━━ Stored rows

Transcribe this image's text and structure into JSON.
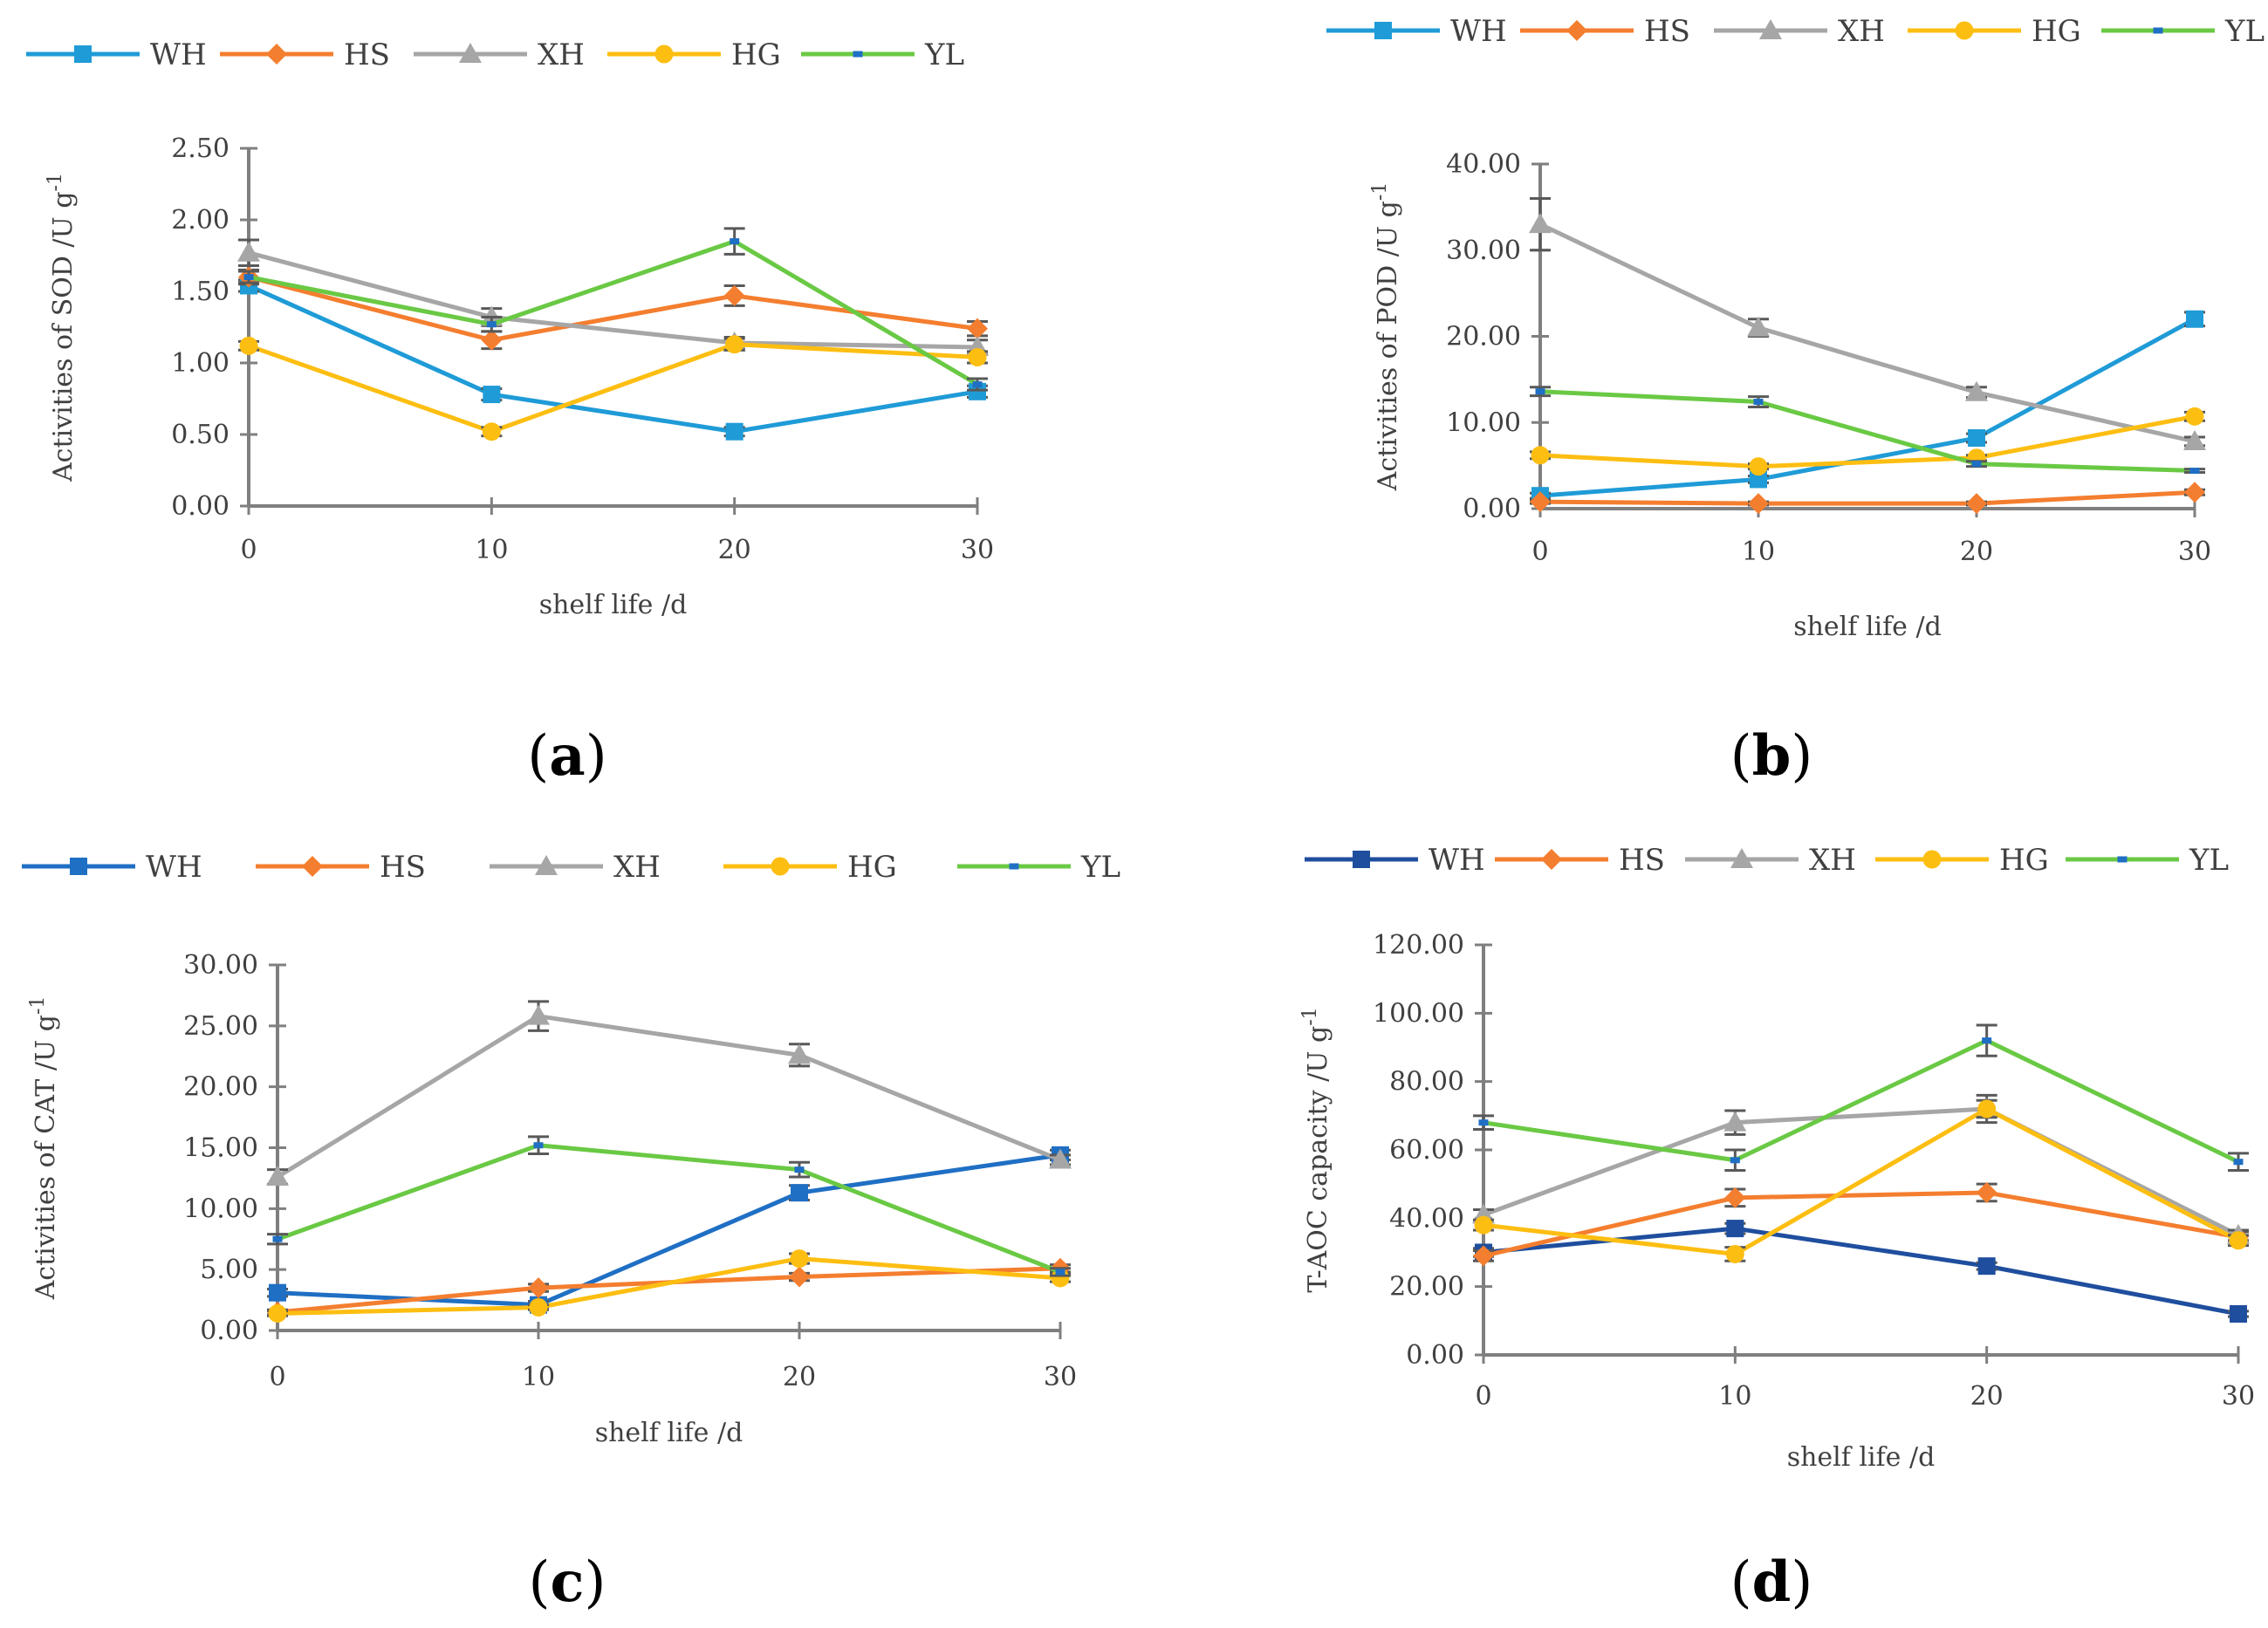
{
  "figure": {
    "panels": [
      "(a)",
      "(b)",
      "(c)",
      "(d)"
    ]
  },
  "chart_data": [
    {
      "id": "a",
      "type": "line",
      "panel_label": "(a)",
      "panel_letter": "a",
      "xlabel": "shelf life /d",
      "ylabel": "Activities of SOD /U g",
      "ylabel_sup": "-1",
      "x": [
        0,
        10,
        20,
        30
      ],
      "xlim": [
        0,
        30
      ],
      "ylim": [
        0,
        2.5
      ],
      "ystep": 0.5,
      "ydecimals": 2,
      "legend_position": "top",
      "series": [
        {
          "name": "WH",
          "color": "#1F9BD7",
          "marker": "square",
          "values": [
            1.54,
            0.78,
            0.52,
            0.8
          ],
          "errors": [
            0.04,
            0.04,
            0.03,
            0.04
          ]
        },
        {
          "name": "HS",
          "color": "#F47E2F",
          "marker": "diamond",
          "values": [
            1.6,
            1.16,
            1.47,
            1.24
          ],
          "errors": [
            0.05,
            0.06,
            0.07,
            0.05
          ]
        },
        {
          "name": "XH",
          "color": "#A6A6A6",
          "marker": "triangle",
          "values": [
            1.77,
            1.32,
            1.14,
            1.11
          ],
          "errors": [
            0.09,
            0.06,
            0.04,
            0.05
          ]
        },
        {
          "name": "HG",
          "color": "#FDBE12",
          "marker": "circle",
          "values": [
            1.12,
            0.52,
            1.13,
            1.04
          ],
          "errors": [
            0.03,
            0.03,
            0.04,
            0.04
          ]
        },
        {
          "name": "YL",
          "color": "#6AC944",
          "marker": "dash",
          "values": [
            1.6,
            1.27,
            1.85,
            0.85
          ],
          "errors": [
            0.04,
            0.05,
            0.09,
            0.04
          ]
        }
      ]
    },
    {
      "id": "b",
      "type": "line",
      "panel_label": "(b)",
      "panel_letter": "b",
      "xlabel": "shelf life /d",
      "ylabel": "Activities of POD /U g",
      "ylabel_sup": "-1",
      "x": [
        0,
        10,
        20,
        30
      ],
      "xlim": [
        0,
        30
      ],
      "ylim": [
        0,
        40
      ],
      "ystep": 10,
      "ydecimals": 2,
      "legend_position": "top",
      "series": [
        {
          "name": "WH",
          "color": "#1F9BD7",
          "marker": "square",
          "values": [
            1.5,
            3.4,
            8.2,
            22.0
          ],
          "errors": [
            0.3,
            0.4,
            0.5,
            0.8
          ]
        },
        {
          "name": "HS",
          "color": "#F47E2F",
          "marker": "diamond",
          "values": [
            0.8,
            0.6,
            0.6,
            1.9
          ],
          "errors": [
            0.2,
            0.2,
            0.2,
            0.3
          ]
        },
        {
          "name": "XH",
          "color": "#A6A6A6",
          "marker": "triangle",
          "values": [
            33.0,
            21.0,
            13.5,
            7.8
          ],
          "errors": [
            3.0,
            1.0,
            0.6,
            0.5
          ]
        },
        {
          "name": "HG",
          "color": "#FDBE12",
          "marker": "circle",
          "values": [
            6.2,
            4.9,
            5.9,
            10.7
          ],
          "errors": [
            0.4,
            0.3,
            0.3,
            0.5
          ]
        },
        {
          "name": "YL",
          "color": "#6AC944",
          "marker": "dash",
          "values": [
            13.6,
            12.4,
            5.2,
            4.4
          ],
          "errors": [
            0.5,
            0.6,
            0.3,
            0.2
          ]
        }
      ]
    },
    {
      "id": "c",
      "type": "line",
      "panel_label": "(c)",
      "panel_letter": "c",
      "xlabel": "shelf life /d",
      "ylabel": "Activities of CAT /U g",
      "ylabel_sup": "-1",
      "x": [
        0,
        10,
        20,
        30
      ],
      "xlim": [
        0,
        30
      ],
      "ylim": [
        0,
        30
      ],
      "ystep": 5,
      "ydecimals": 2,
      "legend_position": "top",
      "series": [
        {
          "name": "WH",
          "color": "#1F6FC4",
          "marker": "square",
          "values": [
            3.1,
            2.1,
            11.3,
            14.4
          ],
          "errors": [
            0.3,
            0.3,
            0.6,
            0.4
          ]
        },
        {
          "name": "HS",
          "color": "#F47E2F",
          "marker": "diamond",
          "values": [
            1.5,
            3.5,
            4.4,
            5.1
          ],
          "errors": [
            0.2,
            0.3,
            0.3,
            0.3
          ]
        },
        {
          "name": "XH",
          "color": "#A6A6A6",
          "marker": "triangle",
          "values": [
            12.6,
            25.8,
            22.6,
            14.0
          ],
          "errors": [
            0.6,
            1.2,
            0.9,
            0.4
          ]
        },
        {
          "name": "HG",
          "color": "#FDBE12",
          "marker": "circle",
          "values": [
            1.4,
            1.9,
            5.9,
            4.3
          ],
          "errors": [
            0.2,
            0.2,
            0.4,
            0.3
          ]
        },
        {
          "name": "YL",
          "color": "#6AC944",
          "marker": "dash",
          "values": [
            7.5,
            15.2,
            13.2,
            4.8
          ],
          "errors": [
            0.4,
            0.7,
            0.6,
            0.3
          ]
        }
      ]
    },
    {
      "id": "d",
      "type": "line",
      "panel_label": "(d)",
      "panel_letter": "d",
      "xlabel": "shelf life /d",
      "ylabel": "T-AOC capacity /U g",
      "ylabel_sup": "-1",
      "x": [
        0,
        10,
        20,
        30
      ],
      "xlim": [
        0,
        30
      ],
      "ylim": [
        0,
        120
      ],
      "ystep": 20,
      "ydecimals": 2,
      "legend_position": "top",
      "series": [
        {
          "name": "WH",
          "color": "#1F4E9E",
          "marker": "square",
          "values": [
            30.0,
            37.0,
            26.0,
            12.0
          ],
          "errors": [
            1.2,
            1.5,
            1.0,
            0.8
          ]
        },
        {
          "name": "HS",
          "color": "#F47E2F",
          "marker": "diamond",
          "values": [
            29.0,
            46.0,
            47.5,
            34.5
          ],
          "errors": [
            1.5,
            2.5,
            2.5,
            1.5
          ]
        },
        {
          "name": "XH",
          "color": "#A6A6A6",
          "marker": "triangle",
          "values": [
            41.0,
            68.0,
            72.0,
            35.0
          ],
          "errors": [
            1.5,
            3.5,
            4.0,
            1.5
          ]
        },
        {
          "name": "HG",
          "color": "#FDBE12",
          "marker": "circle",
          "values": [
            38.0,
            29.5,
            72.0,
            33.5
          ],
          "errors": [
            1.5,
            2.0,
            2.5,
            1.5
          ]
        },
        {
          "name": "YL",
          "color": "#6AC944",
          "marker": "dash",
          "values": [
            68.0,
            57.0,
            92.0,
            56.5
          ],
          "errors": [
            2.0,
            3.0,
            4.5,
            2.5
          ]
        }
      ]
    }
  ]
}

━━━━

**Task details**
Transcribe the records above exactly, leaving out every picture.

**Output of the task**
Transcribe this image's text and structure into JSON.
{
  "figure": {
    "panels": [
      "(a)",
      "(b)",
      "(c)",
      "(d)"
    ]
  },
  "chart_data": [
    {
      "id": "a",
      "type": "line",
      "panel_label": "(a)",
      "panel_letter": "a",
      "xlabel": "shelf life /d",
      "ylabel": "Activities of SOD /U g",
      "ylabel_sup": "-1",
      "x": [
        0,
        10,
        20,
        30
      ],
      "xlim": [
        0,
        30
      ],
      "ylim": [
        0,
        2.5
      ],
      "ystep": 0.5,
      "ydecimals": 2,
      "legend_position": "top",
      "series": [
        {
          "name": "WH",
          "color": "#1F9BD7",
          "marker": "square",
          "values": [
            1.54,
            0.78,
            0.52,
            0.8
          ],
          "errors": [
            0.04,
            0.04,
            0.03,
            0.04
          ]
        },
        {
          "name": "HS",
          "color": "#F47E2F",
          "marker": "diamond",
          "values": [
            1.6,
            1.16,
            1.47,
            1.24
          ],
          "errors": [
            0.05,
            0.06,
            0.07,
            0.05
          ]
        },
        {
          "name": "XH",
          "color": "#A6A6A6",
          "marker": "triangle",
          "values": [
            1.77,
            1.32,
            1.14,
            1.11
          ],
          "errors": [
            0.09,
            0.06,
            0.04,
            0.05
          ]
        },
        {
          "name": "HG",
          "color": "#FDBE12",
          "marker": "circle",
          "values": [
            1.12,
            0.52,
            1.13,
            1.04
          ],
          "errors": [
            0.03,
            0.03,
            0.04,
            0.04
          ]
        },
        {
          "name": "YL",
          "color": "#6AC944",
          "marker": "dash",
          "values": [
            1.6,
            1.27,
            1.85,
            0.85
          ],
          "errors": [
            0.04,
            0.05,
            0.09,
            0.04
          ]
        }
      ]
    },
    {
      "id": "b",
      "type": "line",
      "panel_label": "(b)",
      "panel_letter": "b",
      "xlabel": "shelf life /d",
      "ylabel": "Activities of POD /U g",
      "ylabel_sup": "-1",
      "x": [
        0,
        10,
        20,
        30
      ],
      "xlim": [
        0,
        30
      ],
      "ylim": [
        0,
        40
      ],
      "ystep": 10,
      "ydecimals": 2,
      "legend_position": "top",
      "series": [
        {
          "name": "WH",
          "color": "#1F9BD7",
          "marker": "square",
          "values": [
            1.5,
            3.4,
            8.2,
            22.0
          ],
          "errors": [
            0.3,
            0.4,
            0.5,
            0.8
          ]
        },
        {
          "name": "HS",
          "color": "#F47E2F",
          "marker": "diamond",
          "values": [
            0.8,
            0.6,
            0.6,
            1.9
          ],
          "errors": [
            0.2,
            0.2,
            0.2,
            0.3
          ]
        },
        {
          "name": "XH",
          "color": "#A6A6A6",
          "marker": "triangle",
          "values": [
            33.0,
            21.0,
            13.5,
            7.8
          ],
          "errors": [
            3.0,
            1.0,
            0.6,
            0.5
          ]
        },
        {
          "name": "HG",
          "color": "#FDBE12",
          "marker": "circle",
          "values": [
            6.2,
            4.9,
            5.9,
            10.7
          ],
          "errors": [
            0.4,
            0.3,
            0.3,
            0.5
          ]
        },
        {
          "name": "YL",
          "color": "#6AC944",
          "marker": "dash",
          "values": [
            13.6,
            12.4,
            5.2,
            4.4
          ],
          "errors": [
            0.5,
            0.6,
            0.3,
            0.2
          ]
        }
      ]
    },
    {
      "id": "c",
      "type": "line",
      "panel_label": "(c)",
      "panel_letter": "c",
      "xlabel": "shelf life /d",
      "ylabel": "Activities of CAT /U g",
      "ylabel_sup": "-1",
      "x": [
        0,
        10,
        20,
        30
      ],
      "xlim": [
        0,
        30
      ],
      "ylim": [
        0,
        30
      ],
      "ystep": 5,
      "ydecimals": 2,
      "legend_position": "top",
      "series": [
        {
          "name": "WH",
          "color": "#1F6FC4",
          "marker": "square",
          "values": [
            3.1,
            2.1,
            11.3,
            14.4
          ],
          "errors": [
            0.3,
            0.3,
            0.6,
            0.4
          ]
        },
        {
          "name": "HS",
          "color": "#F47E2F",
          "marker": "diamond",
          "values": [
            1.5,
            3.5,
            4.4,
            5.1
          ],
          "errors": [
            0.2,
            0.3,
            0.3,
            0.3
          ]
        },
        {
          "name": "XH",
          "color": "#A6A6A6",
          "marker": "triangle",
          "values": [
            12.6,
            25.8,
            22.6,
            14.0
          ],
          "errors": [
            0.6,
            1.2,
            0.9,
            0.4
          ]
        },
        {
          "name": "HG",
          "color": "#FDBE12",
          "marker": "circle",
          "values": [
            1.4,
            1.9,
            5.9,
            4.3
          ],
          "errors": [
            0.2,
            0.2,
            0.4,
            0.3
          ]
        },
        {
          "name": "YL",
          "color": "#6AC944",
          "marker": "dash",
          "values": [
            7.5,
            15.2,
            13.2,
            4.8
          ],
          "errors": [
            0.4,
            0.7,
            0.6,
            0.3
          ]
        }
      ]
    },
    {
      "id": "d",
      "type": "line",
      "panel_label": "(d)",
      "panel_letter": "d",
      "xlabel": "shelf life /d",
      "ylabel": "T-AOC capacity /U g",
      "ylabel_sup": "-1",
      "x": [
        0,
        10,
        20,
        30
      ],
      "xlim": [
        0,
        30
      ],
      "ylim": [
        0,
        120
      ],
      "ystep": 20,
      "ydecimals": 2,
      "legend_position": "top",
      "series": [
        {
          "name": "WH",
          "color": "#1F4E9E",
          "marker": "square",
          "values": [
            30.0,
            37.0,
            26.0,
            12.0
          ],
          "errors": [
            1.2,
            1.5,
            1.0,
            0.8
          ]
        },
        {
          "name": "HS",
          "color": "#F47E2F",
          "marker": "diamond",
          "values": [
            29.0,
            46.0,
            47.5,
            34.5
          ],
          "errors": [
            1.5,
            2.5,
            2.5,
            1.5
          ]
        },
        {
          "name": "XH",
          "color": "#A6A6A6",
          "marker": "triangle",
          "values": [
            41.0,
            68.0,
            72.0,
            35.0
          ],
          "errors": [
            1.5,
            3.5,
            4.0,
            1.5
          ]
        },
        {
          "name": "HG",
          "color": "#FDBE12",
          "marker": "circle",
          "values": [
            38.0,
            29.5,
            72.0,
            33.5
          ],
          "errors": [
            1.5,
            2.0,
            2.5,
            1.5
          ]
        },
        {
          "name": "YL",
          "color": "#6AC944",
          "marker": "dash",
          "values": [
            68.0,
            57.0,
            92.0,
            56.5
          ],
          "errors": [
            2.0,
            3.0,
            4.5,
            2.5
          ]
        }
      ]
    }
  ]
}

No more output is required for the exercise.